**What you need to do:**
**a.** Answer these questions about the wighead prop thread:
(i) What kind of event does the first poster hold instead of a haunt?
(ii) What makes the details hard to see, according to Acid PopTart?
(iii) Which movie does Sawtooth Jack say the prop brings to mind?
**b.** In the wighead prop thread, start at the words "I just wrote" and stop after "(Oct 29, 2007)". Write that part again, substituting "self-promotion" for "spamming".

**Passage provided:**
====
# My first wighead prop!



## katemsingleton (Jun 28, 2012)

I made my first creepy head zombie guy wighead prop dude recently! I'm calling him a zombie because I don't know what else to call him. It's just the head because I haven't decided where he's going to go in the house yet. I don't do a haunt, just an upscale adults only party. What do you think?










I just wrote a blog entry that shows photos of the steps to make him but I don't know if that's spamming if I post it since I'm new.


----------



## Acid PopTart (Oct 29, 2007)

Pretty nice.... it's a bit hard to really see details due to the quality of the photo sadly.


----------



## Lord Homicide (May 11, 2012)

I wouldn't call yourself an idiot... you just didn't know.... right? 
Pretty impressive for a first go around (of course I've never really made anything like that so it's better than I can do). Take several more shots at different angles of the head and post them. I think with the right light, the mouth will look cool


----------



## katemsingleton (Jun 28, 2012)

*My first wighead prop! (Better photos, too.)*


























I wrote a really basic blog entry about it today and thought I'd post here because you all have such awesome ideas and experience.

Any thoughts?


----------



## Hairazor (Mar 13, 2012)

Really unique. I like it.


----------



## Sawtooth Jack (Apr 9, 2011)

Truly creepy...reminds me of the movie Tourist Trap!


----------



## katemsingleton (Jun 28, 2012)

Thanks guys.


----------



## Headless (Sep 4, 2011)

Great job with that. I have a few of those but have never used one yet.


----------



## CreeepyCathy (Mar 28, 2009)
====
Bounding box annotations
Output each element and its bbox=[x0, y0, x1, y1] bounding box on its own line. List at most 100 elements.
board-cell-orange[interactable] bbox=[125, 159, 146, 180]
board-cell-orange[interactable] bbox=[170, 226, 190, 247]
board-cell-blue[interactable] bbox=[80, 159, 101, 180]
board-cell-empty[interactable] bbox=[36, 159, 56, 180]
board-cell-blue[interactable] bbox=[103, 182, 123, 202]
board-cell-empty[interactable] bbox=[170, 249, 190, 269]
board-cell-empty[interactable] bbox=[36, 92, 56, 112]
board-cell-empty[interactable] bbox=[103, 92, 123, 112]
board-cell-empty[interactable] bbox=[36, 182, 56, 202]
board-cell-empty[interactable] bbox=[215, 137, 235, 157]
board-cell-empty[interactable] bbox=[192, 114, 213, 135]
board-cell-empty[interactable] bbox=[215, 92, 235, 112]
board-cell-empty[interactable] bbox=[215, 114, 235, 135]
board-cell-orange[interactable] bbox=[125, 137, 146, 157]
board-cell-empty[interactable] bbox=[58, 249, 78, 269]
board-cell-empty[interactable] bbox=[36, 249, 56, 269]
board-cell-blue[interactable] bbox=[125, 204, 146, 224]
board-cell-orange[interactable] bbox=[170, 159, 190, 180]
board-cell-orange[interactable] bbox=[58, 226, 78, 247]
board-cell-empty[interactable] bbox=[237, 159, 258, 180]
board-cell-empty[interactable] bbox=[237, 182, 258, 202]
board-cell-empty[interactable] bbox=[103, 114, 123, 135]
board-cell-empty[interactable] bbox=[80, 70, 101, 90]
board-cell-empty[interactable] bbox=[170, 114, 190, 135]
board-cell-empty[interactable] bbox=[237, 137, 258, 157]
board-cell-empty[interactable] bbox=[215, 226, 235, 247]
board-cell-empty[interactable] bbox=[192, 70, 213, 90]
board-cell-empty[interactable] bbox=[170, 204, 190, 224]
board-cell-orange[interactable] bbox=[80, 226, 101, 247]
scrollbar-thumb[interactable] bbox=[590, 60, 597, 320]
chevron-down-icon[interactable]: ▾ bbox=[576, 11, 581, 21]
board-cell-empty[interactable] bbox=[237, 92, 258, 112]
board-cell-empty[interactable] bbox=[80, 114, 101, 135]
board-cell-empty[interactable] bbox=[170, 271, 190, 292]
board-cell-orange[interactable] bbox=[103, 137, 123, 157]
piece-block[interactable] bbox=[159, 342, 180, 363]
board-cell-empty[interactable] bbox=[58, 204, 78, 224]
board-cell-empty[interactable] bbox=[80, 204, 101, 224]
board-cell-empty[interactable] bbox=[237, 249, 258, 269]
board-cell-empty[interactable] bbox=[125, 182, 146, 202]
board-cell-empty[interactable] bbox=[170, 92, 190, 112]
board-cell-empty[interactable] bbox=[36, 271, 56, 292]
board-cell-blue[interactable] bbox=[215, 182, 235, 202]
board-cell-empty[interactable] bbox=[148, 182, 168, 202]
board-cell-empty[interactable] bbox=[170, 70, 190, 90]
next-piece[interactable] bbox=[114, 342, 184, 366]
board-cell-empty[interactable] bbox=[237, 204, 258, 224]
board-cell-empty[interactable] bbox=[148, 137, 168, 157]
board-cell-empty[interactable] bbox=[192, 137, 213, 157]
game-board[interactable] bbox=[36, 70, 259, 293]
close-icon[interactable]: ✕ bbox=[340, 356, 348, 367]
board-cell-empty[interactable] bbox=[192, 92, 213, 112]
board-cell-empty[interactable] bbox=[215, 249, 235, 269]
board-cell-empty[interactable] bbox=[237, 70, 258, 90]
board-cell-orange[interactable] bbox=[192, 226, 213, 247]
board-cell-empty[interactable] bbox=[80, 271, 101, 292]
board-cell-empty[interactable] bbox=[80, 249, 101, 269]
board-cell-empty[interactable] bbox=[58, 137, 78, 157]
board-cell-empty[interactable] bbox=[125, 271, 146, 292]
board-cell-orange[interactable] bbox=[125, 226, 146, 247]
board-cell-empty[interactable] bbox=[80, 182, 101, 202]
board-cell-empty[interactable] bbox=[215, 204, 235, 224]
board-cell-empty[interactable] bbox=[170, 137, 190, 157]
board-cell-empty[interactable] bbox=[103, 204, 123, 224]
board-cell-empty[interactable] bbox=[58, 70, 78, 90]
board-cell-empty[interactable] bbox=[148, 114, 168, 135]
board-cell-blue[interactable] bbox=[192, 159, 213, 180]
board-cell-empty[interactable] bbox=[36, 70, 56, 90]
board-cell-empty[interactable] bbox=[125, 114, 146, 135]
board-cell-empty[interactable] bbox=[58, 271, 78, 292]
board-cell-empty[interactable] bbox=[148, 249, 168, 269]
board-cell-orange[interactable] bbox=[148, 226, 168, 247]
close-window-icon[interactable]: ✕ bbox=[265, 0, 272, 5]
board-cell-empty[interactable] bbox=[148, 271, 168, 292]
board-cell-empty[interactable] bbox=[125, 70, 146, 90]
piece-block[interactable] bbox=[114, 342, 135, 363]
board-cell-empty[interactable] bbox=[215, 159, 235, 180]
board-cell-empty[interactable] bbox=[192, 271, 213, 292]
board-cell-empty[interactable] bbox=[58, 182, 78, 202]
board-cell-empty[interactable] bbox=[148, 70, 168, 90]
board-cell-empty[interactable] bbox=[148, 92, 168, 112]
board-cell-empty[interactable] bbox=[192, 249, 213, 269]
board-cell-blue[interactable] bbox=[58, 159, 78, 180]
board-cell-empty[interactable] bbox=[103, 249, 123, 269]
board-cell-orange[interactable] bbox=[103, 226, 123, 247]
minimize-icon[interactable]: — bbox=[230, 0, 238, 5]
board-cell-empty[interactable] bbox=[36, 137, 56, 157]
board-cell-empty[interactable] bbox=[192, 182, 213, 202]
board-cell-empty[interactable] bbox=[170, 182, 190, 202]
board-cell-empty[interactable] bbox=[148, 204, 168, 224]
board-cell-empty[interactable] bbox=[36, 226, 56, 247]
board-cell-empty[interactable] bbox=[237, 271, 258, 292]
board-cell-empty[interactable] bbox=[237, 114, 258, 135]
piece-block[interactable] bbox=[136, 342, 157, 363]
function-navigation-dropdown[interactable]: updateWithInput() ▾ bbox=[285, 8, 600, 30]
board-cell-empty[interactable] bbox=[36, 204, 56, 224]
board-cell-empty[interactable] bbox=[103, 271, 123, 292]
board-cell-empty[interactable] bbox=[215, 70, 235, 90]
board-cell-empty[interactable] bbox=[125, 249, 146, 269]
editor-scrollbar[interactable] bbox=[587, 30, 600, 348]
====
**Solutions to the exercise:**
**a.**
(i) An upscale adults only party.
(ii) The quality of the photo.
(iii) Tourist Trap.

**b.**
I just wrote a blog entry that shows photos of the steps to make him but I don't know if that's self-promotion if I post it since I'm new.


----------



## Acid PopTart (Oct 29, 2007)